• _作業指示_:
A - 屋根塗装の縁切りについての文章をもとに、次の問いに答えてください。
(i) タスペーサーを販売している会社はどこですか。
(ii) 従来の縁切りでは、どのような道具が使われてきましたか。
(iii) 通常の縁切りとタスペーサーを使う場合とで、作業時間はそれぞれどれくらいですか。
B - 屋根塗装の縁切りについての文章を、最後の文の次から書き継いでください。
─── 本文抜粋 ───
屋根塗装を検討するにあたり「縁切り(えんきり)」や「タスペーサー」という耳慣れない言葉を知り、一体なにを指しているのか分からず戸惑う人がいるでしょう。
スレート屋根の仕上げには欠かせない作業で、水はけをよくして雨漏りを防いだり、屋根内部の結露を防いだりといった役割があります。
この記事では、縁切りとタスペーサーの基本的な概要を紹介しつつ、それぞれのメリット・デメリット、施工の仕方など詳しく紹介していきます。
屋根塗装におけるタスペーサー、そして縁切りとは?
そもそも「縁切り(えんきり)」とは?
スレート屋根(カラーベスト、コロニアル)を塗装するときには、「縁切り(えんきり)」という作業が欠かせません。
そもそもスレートとは粘板岩を薄く加工した屋根材で、屋根に使うときにはこれを敷き詰めて固定します。
スレート同士が重なる部分には、雨水や湿気を逃すための隙間が必要です。
ところが屋根を塗装すると一時的にこの隙間を塗料で埋めてしまいます。ここに再度カッターなどで隙間を作る作業を「縁切り(えんきり)」と呼びます。
「タスペーサー」とは?
「タスペーサー」とは、株式会社セイムから販売されている商品名を指すもので、クリップのような形の部品です。
従来の縁切りではその工程において、カッターや皮スキ(金属製のヘラ)などを道具として用いてきました。職人の手作業によって、屋根の隙間の詰まりをひとつずつ処理していくのです。
しかしタスペーサーは、スレートの重なる部分に差し入れるだけで隙間を作ることができます。
通常の縁切りは丸1日ほどの作業時間が必要でしたが、タスペーサーの場合は2~3時間と大きく時間が短縮されることに。
また職人によって仕上がりに差ができることも無くなります。
そのため現在はタスペーサーを使って縁切り作業をすることが増えているのです。
スレート屋根の縁切りをしないと起こるトラブル
毛細管現象
「毛細管現象」とは、細い管のような空間の中を、液体が浸透していく現象です。
─── データ抜粋 ───
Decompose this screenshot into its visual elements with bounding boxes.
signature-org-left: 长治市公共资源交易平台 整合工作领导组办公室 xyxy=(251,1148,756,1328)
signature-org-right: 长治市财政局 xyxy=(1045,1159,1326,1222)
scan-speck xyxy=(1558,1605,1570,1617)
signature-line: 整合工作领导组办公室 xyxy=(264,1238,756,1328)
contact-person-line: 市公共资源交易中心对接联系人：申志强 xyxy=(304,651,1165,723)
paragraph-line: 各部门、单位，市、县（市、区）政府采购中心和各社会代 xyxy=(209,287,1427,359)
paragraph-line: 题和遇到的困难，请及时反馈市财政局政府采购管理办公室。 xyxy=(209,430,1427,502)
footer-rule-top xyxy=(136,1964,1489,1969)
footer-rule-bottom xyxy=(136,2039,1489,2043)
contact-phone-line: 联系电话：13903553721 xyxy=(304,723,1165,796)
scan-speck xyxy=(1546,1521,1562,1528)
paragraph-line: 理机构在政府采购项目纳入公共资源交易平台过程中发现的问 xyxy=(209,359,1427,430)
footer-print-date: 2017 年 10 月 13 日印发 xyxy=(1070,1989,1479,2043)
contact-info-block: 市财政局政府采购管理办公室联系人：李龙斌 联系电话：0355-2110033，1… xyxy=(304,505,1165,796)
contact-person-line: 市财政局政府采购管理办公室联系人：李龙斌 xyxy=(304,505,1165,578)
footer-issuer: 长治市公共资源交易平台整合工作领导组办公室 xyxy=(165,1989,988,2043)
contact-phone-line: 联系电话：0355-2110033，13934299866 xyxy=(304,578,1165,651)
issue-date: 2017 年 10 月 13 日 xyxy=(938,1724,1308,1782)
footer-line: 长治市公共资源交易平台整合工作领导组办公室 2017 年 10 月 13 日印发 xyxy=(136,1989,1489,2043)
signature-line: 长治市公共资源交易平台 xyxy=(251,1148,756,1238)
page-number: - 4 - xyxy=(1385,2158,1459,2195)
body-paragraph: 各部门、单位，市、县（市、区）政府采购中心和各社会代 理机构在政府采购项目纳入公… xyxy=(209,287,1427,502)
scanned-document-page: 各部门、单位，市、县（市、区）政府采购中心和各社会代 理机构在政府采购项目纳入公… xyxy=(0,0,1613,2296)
───
• _解答例_:
A -
(i) 株式会社セイムです。
(ii) カッターや皮スキ(金属製のヘラ)が使われてきました。
(iii) 通常の縁切りは丸1日ほどで、タスペーサーを使う場合は2~3時間です。

B -
たとえば飲み物にストローを差したとき、ストローの中の液体の方がグラスの水面よりも高くなるのも、この現象が起こっているからです。
スレート同士が重なり合っている部分に細い空間が生まれると、ストローのように雨水などを吸い上げてしまう可能性があります。
毛細管現象が発生しないように、縁切りでしっかりと隙間をつくってあげる必要があるのです。
屋根内部の結露
家の中と外では、気温差が生じます。
内部で生じた温かい空気は上昇し、天井や屋根裏に到達。
内部が暖められている一方で外側が冷えている状態では、気温差によって結露が生じてしまうのです。
結露した水分を逃がすために縁切りでつくった隙間が必要です。
屋根材の劣化や腐食
縁切りをしないと水を吸い上げてしまううえ、屋根下地に浸み込んでいってしまいます。
過度な湿気を帯びた屋根材は、腐食などの劣化症状を引き起こすことに。
またカビや細菌の発生も考えられます。繁殖した菌やカビは、アレルギーやシックハウスの原因にもなり、健康面に不安をもたらします。
屋根塗装の劣化を見過ごすと、屋根全体の寿命を縮めてしまう可能性があるので注意が必要です。
雨漏り
屋根にとって最大のトラブルと言ってもよい「雨漏り」。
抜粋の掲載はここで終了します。